--- START OF Exercise input ---
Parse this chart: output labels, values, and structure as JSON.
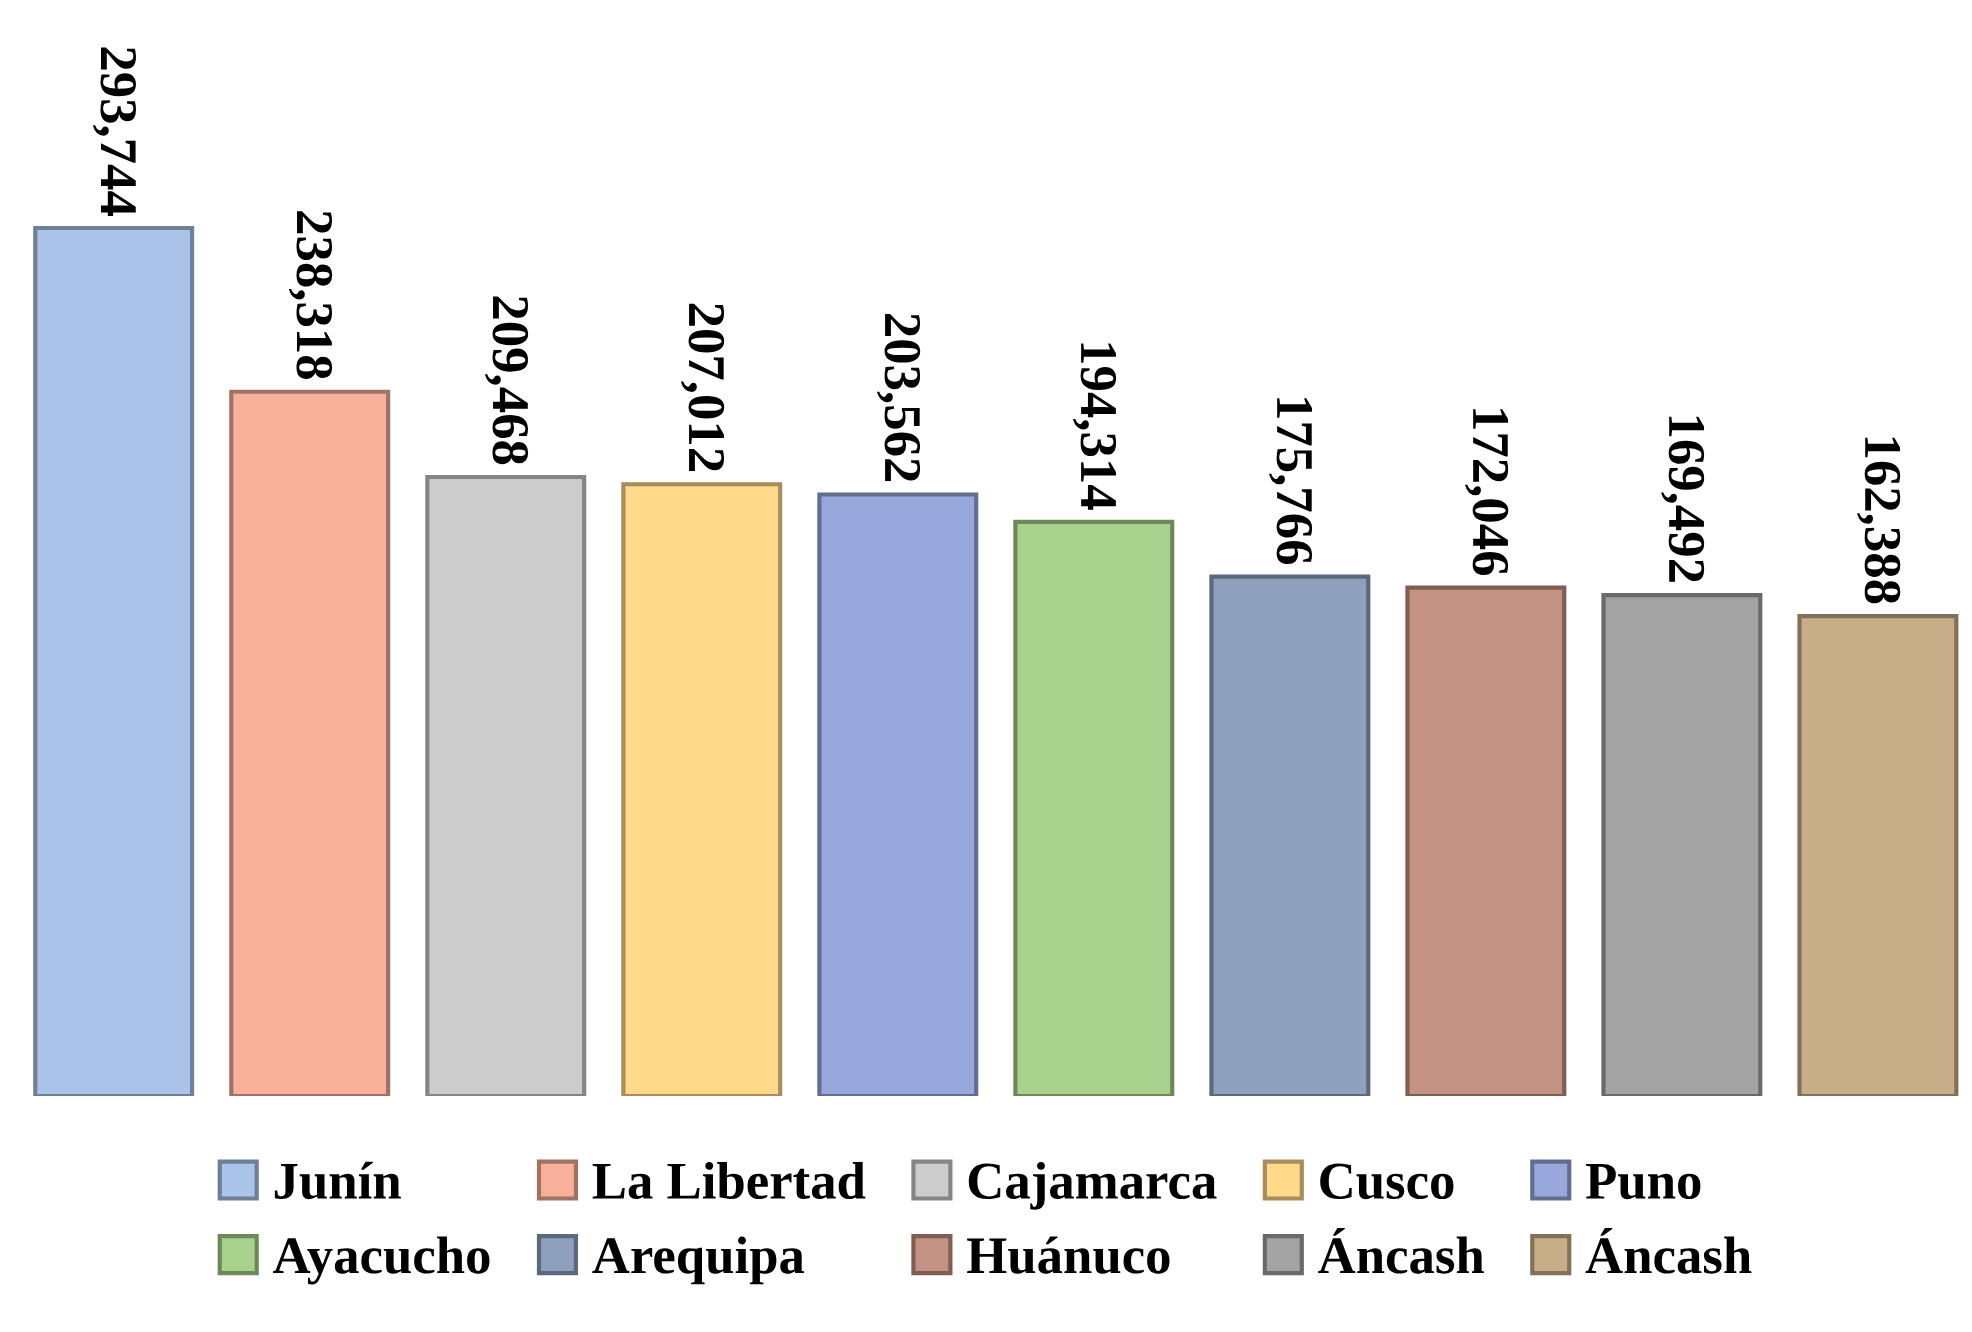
{
  "chart_data": {
    "type": "bar",
    "stacked": true,
    "grid": false,
    "categories": [
      null,
      null,
      null,
      null,
      null,
      null,
      null,
      null,
      null,
      null
    ],
    "series": [
      {
        "name": "Junín",
        "color": "#a9c4e8",
        "values": [
          293744,
          0,
          0,
          0,
          0,
          0,
          0,
          0,
          0,
          0
        ],
        "value_labels": [
          "293,744",
          null,
          null,
          null,
          null,
          null,
          null,
          null,
          null,
          null
        ]
      },
      {
        "name": "La Libertad",
        "color": "#f7b19a",
        "values": [
          0,
          238318,
          0,
          0,
          0,
          0,
          0,
          0,
          0,
          0
        ],
        "value_labels": [
          null,
          "238,318",
          null,
          null,
          null,
          null,
          null,
          null,
          null,
          null
        ]
      },
      {
        "name": "Cajamarca",
        "color": "#cccccc",
        "values": [
          0,
          0,
          209468,
          0,
          0,
          0,
          0,
          0,
          0,
          0
        ],
        "value_labels": [
          null,
          null,
          "209,468",
          null,
          null,
          null,
          null,
          null,
          null,
          null
        ]
      },
      {
        "name": "Cusco",
        "color": "#ffd98a",
        "values": [
          0,
          0,
          0,
          207012,
          0,
          0,
          0,
          0,
          0,
          0
        ],
        "value_labels": [
          null,
          null,
          null,
          "207,012",
          null,
          null,
          null,
          null,
          null,
          null
        ]
      },
      {
        "name": "Puno",
        "color": "#98a8dc",
        "values": [
          0,
          0,
          0,
          0,
          203562,
          0,
          0,
          0,
          0,
          0
        ],
        "value_labels": [
          null,
          null,
          null,
          null,
          "203,562",
          null,
          null,
          null,
          null,
          null
        ]
      },
      {
        "name": "Ayacucho",
        "color": "#a9d18e",
        "values": [
          0,
          0,
          0,
          0,
          0,
          194314,
          0,
          0,
          0,
          0
        ],
        "value_labels": [
          null,
          null,
          null,
          null,
          null,
          "194,314",
          null,
          null,
          null,
          null
        ]
      },
      {
        "name": "Arequipa",
        "color": "#8ea0bd",
        "values": [
          0,
          0,
          0,
          0,
          0,
          0,
          175766,
          0,
          0,
          0
        ],
        "value_labels": [
          null,
          null,
          null,
          null,
          null,
          null,
          "175,766",
          null,
          null,
          null
        ]
      },
      {
        "name": "Huánuco",
        "color": "#c49282",
        "values": [
          0,
          0,
          0,
          0,
          0,
          0,
          0,
          172046,
          0,
          0
        ],
        "value_labels": [
          null,
          null,
          null,
          null,
          null,
          null,
          null,
          "172,046",
          null,
          null
        ]
      },
      {
        "name": "Áncash",
        "color": "#a3a3a3",
        "values": [
          0,
          0,
          0,
          0,
          0,
          0,
          0,
          0,
          169492,
          0
        ],
        "value_labels": [
          null,
          null,
          null,
          null,
          null,
          null,
          null,
          null,
          "169,492",
          null
        ]
      },
      {
        "name": "Áncash",
        "color": "#c8ae88",
        "values": [
          0,
          0,
          0,
          0,
          0,
          0,
          0,
          0,
          0,
          162388
        ],
        "value_labels": [
          null,
          null,
          null,
          null,
          null,
          null,
          null,
          null,
          null,
          "162,388"
        ]
      }
    ],
    "legend": "bottom"
  }
}
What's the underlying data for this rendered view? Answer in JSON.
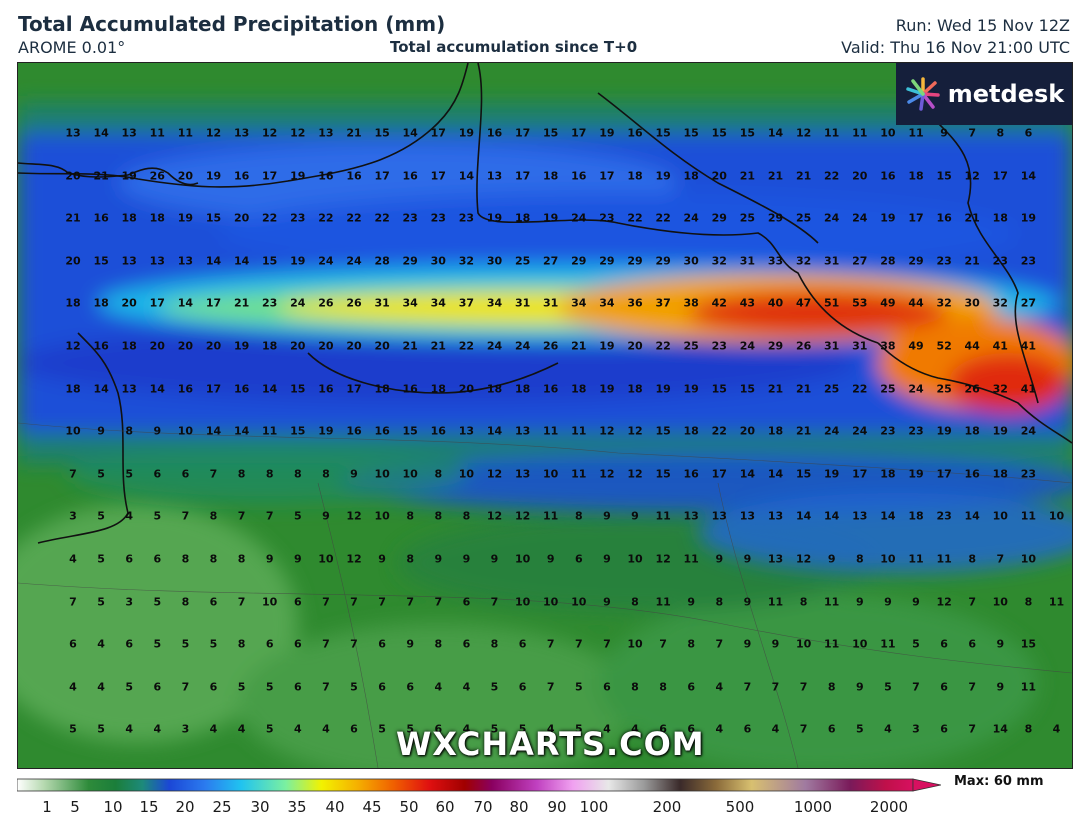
{
  "header": {
    "title": "Total Accumulated Precipitation (mm)",
    "model": "AROME 0.01°",
    "subtitle": "Total accumulation since T+0",
    "run": "Run: Wed 15 Nov 12Z",
    "valid": "Valid: Thu 16 Nov 21:00 UTC"
  },
  "logo": {
    "text": "metdesk",
    "icon": "metdesk-star-icon"
  },
  "watermark": "WXCHARTS.COM",
  "legend": {
    "ticks": [
      "1",
      "5",
      "10",
      "15",
      "20",
      "25",
      "30",
      "35",
      "40",
      "45",
      "50",
      "60",
      "70",
      "80",
      "90",
      "100",
      "200",
      "500",
      "1000",
      "2000"
    ],
    "max_label": "Max: 60 mm"
  },
  "grid_values": [
    [
      13,
      14,
      13,
      11,
      11,
      12,
      13,
      12,
      12,
      13,
      21,
      15,
      14,
      17,
      19,
      16,
      17,
      15,
      17,
      19,
      16,
      15,
      15,
      15,
      15,
      14,
      12,
      11,
      11,
      10,
      11,
      9,
      7,
      8,
      6
    ],
    [
      20,
      21,
      19,
      26,
      20,
      19,
      16,
      17,
      19,
      16,
      16,
      17,
      16,
      17,
      14,
      13,
      17,
      18,
      16,
      17,
      18,
      19,
      18,
      20,
      21,
      21,
      21,
      22,
      20,
      16,
      18,
      15,
      12,
      17,
      14
    ],
    [
      21,
      16,
      18,
      18,
      19,
      15,
      20,
      22,
      23,
      22,
      22,
      22,
      23,
      23,
      23,
      19,
      18,
      19,
      24,
      23,
      22,
      22,
      24,
      29,
      25,
      29,
      25,
      24,
      24,
      19,
      17,
      16,
      21,
      18,
      19
    ],
    [
      20,
      15,
      13,
      13,
      13,
      14,
      14,
      15,
      19,
      24,
      24,
      28,
      29,
      30,
      32,
      30,
      25,
      27,
      29,
      29,
      29,
      29,
      30,
      32,
      31,
      33,
      32,
      31,
      27,
      28,
      29,
      23,
      21,
      23,
      23
    ],
    [
      18,
      18,
      20,
      17,
      14,
      17,
      21,
      23,
      24,
      26,
      26,
      31,
      34,
      34,
      37,
      34,
      31,
      31,
      34,
      34,
      36,
      37,
      38,
      42,
      43,
      40,
      47,
      51,
      53,
      49,
      44,
      32,
      30,
      32,
      27
    ],
    [
      12,
      16,
      18,
      20,
      20,
      20,
      19,
      18,
      20,
      20,
      20,
      20,
      21,
      21,
      22,
      24,
      24,
      26,
      21,
      19,
      20,
      22,
      25,
      23,
      24,
      29,
      26,
      31,
      31,
      38,
      49,
      52,
      44,
      41,
      41
    ],
    [
      18,
      14,
      13,
      14,
      16,
      17,
      16,
      14,
      15,
      16,
      17,
      18,
      16,
      18,
      20,
      18,
      18,
      16,
      18,
      19,
      18,
      19,
      19,
      15,
      15,
      21,
      21,
      25,
      22,
      25,
      24,
      25,
      26,
      32,
      41
    ],
    [
      10,
      9,
      8,
      9,
      10,
      14,
      14,
      11,
      15,
      19,
      16,
      16,
      15,
      16,
      13,
      14,
      13,
      11,
      11,
      12,
      12,
      15,
      18,
      22,
      20,
      18,
      21,
      24,
      24,
      23,
      23,
      19,
      18,
      19,
      24
    ],
    [
      7,
      5,
      5,
      6,
      6,
      7,
      8,
      8,
      8,
      8,
      9,
      10,
      10,
      8,
      10,
      12,
      13,
      10,
      11,
      12,
      12,
      15,
      16,
      17,
      14,
      14,
      15,
      19,
      17,
      18,
      19,
      17,
      16,
      18,
      23
    ],
    [
      3,
      5,
      4,
      5,
      7,
      8,
      7,
      7,
      5,
      9,
      12,
      10,
      8,
      8,
      8,
      12,
      12,
      11,
      8,
      9,
      9,
      11,
      13,
      13,
      13,
      13,
      14,
      14,
      13,
      14,
      18,
      23,
      14,
      10,
      11,
      10
    ],
    [
      4,
      5,
      6,
      6,
      8,
      8,
      8,
      9,
      9,
      10,
      12,
      9,
      8,
      9,
      9,
      9,
      10,
      9,
      6,
      9,
      10,
      12,
      11,
      9,
      9,
      13,
      12,
      9,
      8,
      10,
      11,
      11,
      8,
      7,
      10
    ],
    [
      7,
      5,
      3,
      5,
      8,
      6,
      7,
      10,
      6,
      7,
      7,
      7,
      7,
      7,
      6,
      7,
      10,
      10,
      10,
      9,
      8,
      11,
      9,
      8,
      9,
      11,
      8,
      11,
      9,
      9,
      9,
      12,
      7,
      10,
      8,
      11
    ],
    [
      6,
      4,
      6,
      5,
      5,
      5,
      8,
      6,
      6,
      7,
      7,
      6,
      9,
      8,
      6,
      8,
      6,
      7,
      7,
      7,
      10,
      7,
      8,
      7,
      9,
      9,
      10,
      11,
      10,
      11,
      5,
      6,
      6,
      9,
      15
    ],
    [
      4,
      4,
      5,
      6,
      7,
      6,
      5,
      5,
      6,
      7,
      5,
      6,
      6,
      4,
      4,
      5,
      6,
      7,
      5,
      6,
      8,
      8,
      6,
      4,
      7,
      7,
      7,
      8,
      9,
      5,
      7,
      6,
      7,
      9,
      11
    ],
    [
      5,
      5,
      4,
      4,
      3,
      4,
      4,
      5,
      4,
      4,
      6,
      5,
      5,
      6,
      4,
      5,
      5,
      4,
      5,
      4,
      4,
      6,
      6,
      4,
      6,
      4,
      7,
      6,
      5,
      4,
      3,
      6,
      7,
      14,
      8,
      4
    ]
  ],
  "colors": {
    "band_green_dark": "#2d8a34",
    "band_blue": "#1e64e6",
    "band_yellow": "#f2e600",
    "band_red": "#e02010",
    "logo_bg": "#151f3b"
  }
}
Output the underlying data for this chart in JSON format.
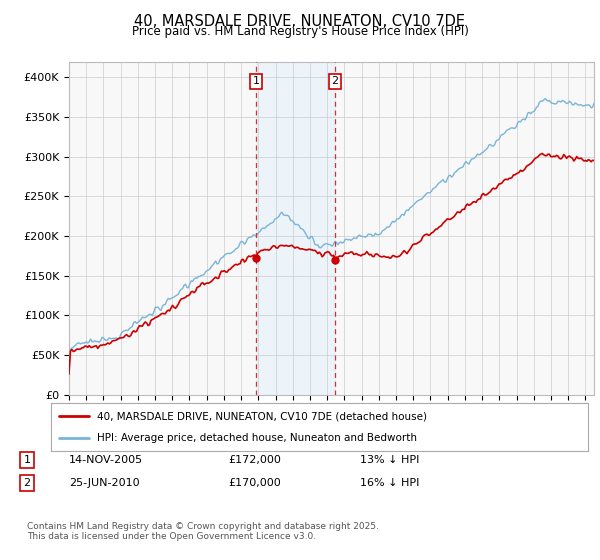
{
  "title": "40, MARSDALE DRIVE, NUNEATON, CV10 7DE",
  "subtitle": "Price paid vs. HM Land Registry's House Price Index (HPI)",
  "ylabel_ticks": [
    "£0",
    "£50K",
    "£100K",
    "£150K",
    "£200K",
    "£250K",
    "£300K",
    "£350K",
    "£400K"
  ],
  "ytick_values": [
    0,
    50000,
    100000,
    150000,
    200000,
    250000,
    300000,
    350000,
    400000
  ],
  "ylim": [
    0,
    420000
  ],
  "hpi_color": "#7ab4d8",
  "price_color": "#cc0000",
  "year1": 2005.875,
  "year2": 2010.458,
  "legend_line1": "40, MARSDALE DRIVE, NUNEATON, CV10 7DE (detached house)",
  "legend_line2": "HPI: Average price, detached house, Nuneaton and Bedworth",
  "footer": "Contains HM Land Registry data © Crown copyright and database right 2025.\nThis data is licensed under the Open Government Licence v3.0.",
  "background_color": "#ffffff"
}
--- END OF Exercise input ---
## Exercise goal
Copy every line from the records above that contains the word "MARSDALE".

## Solution below
  "title": "40, MARSDALE DRIVE, NUNEATON, CV10 7DE",
  "legend_line1": "40, MARSDALE DRIVE, NUNEATON, CV10 7DE (detached house)",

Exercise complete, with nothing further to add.